# Task instructions:
Examine the records and identify each line that includes the string "Medium". Copy those lines.

[Begin Records for this task]

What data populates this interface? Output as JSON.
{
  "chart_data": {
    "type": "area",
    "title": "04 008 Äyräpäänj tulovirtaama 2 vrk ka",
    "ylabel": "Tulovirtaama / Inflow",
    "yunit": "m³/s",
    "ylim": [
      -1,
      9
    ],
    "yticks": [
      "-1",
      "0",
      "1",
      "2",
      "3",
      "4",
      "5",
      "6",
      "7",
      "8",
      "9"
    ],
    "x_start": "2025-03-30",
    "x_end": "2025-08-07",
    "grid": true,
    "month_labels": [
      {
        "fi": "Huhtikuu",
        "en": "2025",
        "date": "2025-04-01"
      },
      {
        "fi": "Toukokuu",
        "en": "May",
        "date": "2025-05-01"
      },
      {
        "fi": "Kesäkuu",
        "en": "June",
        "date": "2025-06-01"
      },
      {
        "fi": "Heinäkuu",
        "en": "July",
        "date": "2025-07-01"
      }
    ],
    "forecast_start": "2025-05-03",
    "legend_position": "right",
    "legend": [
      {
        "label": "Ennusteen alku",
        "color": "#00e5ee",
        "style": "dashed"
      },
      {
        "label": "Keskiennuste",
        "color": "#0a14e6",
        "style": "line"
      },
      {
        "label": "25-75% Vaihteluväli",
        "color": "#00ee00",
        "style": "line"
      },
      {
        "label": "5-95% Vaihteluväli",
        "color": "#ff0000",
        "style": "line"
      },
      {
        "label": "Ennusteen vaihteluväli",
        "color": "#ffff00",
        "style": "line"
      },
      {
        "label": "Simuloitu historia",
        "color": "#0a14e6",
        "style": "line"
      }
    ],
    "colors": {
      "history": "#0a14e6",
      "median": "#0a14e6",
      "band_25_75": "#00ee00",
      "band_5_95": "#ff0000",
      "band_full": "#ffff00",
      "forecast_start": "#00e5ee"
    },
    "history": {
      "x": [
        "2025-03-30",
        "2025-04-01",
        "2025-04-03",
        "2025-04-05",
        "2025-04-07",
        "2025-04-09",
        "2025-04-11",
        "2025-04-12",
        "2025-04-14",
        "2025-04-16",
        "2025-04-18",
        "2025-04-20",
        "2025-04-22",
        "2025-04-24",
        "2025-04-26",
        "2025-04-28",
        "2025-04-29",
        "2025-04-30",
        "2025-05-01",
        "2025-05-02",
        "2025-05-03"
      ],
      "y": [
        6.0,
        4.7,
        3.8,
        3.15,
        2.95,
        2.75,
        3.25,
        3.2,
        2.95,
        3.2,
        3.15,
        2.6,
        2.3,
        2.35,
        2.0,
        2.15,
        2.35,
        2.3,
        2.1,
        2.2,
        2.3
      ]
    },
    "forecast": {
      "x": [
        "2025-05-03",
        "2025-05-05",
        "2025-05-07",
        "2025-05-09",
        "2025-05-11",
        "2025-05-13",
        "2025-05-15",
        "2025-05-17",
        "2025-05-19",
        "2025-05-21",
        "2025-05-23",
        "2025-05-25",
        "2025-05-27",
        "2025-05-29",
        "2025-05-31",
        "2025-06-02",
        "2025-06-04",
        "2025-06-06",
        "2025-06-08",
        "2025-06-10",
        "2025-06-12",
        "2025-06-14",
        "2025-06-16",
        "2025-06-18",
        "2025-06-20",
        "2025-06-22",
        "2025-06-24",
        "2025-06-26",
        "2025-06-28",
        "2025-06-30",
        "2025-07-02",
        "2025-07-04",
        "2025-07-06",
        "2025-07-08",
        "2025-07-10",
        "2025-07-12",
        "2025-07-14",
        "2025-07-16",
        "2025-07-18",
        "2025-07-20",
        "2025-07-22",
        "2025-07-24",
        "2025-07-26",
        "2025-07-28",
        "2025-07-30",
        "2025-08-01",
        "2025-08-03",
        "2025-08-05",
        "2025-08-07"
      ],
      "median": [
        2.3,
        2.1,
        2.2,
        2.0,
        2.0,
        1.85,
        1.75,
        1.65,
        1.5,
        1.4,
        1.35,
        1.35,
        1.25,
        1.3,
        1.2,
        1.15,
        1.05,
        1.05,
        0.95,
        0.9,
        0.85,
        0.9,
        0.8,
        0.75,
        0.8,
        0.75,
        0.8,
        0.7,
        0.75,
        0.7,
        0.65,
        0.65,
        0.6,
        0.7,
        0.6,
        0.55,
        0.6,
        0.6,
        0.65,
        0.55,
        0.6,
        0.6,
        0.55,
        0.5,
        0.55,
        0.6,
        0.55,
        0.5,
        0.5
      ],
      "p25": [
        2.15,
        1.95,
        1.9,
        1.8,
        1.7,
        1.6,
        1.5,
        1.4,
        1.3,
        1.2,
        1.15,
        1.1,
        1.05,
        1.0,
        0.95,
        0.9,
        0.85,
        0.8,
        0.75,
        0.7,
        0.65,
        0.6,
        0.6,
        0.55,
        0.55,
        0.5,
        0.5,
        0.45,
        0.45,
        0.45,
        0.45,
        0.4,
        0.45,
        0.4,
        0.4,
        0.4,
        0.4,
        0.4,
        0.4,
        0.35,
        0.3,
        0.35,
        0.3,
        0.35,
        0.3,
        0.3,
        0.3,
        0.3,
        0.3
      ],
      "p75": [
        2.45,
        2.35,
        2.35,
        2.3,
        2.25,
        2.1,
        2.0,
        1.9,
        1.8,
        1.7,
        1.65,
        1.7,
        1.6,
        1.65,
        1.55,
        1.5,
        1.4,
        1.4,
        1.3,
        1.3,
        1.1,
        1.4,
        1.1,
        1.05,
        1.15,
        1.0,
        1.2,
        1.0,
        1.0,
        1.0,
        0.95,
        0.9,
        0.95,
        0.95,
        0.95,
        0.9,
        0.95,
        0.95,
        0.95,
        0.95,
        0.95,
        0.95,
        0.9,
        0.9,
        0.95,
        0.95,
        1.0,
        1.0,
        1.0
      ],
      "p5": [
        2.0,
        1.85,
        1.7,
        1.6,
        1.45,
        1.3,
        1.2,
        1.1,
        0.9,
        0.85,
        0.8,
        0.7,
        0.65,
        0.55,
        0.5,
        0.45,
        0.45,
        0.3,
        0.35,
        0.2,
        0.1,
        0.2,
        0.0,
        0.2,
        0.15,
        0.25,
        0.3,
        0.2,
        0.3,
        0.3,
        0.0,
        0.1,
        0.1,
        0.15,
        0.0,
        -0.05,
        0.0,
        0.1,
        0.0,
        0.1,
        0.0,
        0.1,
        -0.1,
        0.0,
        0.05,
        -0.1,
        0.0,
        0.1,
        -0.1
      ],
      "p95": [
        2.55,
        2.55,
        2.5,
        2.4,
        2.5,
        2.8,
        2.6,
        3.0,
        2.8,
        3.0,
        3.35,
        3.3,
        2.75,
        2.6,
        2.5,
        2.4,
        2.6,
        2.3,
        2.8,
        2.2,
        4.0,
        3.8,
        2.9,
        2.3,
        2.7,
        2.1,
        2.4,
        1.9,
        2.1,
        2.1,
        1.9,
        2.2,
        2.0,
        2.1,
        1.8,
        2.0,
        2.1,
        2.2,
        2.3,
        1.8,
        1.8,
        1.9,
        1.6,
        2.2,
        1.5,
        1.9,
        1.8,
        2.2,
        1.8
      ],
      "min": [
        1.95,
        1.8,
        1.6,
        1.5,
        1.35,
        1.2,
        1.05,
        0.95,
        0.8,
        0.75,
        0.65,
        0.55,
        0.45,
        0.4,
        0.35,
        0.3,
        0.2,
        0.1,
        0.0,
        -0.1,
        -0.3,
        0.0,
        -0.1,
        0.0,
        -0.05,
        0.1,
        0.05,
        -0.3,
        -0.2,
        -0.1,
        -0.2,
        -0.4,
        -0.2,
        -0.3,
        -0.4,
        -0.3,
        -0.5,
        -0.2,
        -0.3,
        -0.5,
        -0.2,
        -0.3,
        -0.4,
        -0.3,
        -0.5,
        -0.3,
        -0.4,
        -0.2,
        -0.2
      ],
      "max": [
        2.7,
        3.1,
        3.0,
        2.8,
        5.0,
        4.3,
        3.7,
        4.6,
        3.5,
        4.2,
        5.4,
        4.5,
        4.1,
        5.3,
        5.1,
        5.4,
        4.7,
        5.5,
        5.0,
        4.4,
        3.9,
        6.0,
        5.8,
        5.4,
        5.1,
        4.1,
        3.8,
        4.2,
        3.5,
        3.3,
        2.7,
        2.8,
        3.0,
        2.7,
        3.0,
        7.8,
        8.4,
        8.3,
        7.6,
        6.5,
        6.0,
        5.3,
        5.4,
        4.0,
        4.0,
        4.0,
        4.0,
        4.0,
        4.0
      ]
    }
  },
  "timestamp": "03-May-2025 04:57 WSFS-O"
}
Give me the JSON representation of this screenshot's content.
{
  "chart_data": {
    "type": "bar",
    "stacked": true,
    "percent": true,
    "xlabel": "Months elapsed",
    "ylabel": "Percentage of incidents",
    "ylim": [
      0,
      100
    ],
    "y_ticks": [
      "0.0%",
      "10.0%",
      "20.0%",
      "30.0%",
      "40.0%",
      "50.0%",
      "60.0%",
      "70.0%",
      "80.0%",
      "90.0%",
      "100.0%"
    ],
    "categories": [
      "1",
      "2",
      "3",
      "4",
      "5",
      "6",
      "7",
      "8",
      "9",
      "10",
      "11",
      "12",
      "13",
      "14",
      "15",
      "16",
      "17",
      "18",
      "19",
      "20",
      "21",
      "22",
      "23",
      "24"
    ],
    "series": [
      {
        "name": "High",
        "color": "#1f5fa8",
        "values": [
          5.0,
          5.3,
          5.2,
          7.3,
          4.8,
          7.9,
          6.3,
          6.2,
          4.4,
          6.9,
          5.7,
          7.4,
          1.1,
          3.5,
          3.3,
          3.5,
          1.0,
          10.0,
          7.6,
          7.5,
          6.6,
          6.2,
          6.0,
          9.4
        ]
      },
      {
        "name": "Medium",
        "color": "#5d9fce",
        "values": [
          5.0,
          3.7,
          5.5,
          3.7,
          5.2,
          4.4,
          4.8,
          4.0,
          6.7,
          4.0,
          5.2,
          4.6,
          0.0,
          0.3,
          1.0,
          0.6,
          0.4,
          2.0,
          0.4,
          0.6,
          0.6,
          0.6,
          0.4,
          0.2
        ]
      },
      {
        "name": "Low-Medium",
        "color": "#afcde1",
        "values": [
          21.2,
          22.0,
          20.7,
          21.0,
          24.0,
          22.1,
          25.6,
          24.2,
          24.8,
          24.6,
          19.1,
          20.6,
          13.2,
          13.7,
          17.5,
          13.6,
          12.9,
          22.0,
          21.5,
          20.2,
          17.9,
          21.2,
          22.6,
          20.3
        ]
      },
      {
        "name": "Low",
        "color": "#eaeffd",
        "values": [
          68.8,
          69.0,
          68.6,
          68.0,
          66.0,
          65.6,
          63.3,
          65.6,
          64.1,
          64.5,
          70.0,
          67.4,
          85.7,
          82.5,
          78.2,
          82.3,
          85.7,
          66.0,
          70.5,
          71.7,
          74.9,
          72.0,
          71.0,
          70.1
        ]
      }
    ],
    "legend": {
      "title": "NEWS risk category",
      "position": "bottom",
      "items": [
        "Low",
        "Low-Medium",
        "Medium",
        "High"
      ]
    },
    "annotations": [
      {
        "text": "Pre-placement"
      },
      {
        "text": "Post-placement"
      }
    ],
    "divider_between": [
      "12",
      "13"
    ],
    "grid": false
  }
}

[End Records for this task]

# Correct answer:
        "name": "Medium",
        "name": "Low-Medium",
        "Low-Medium",
        "Medium",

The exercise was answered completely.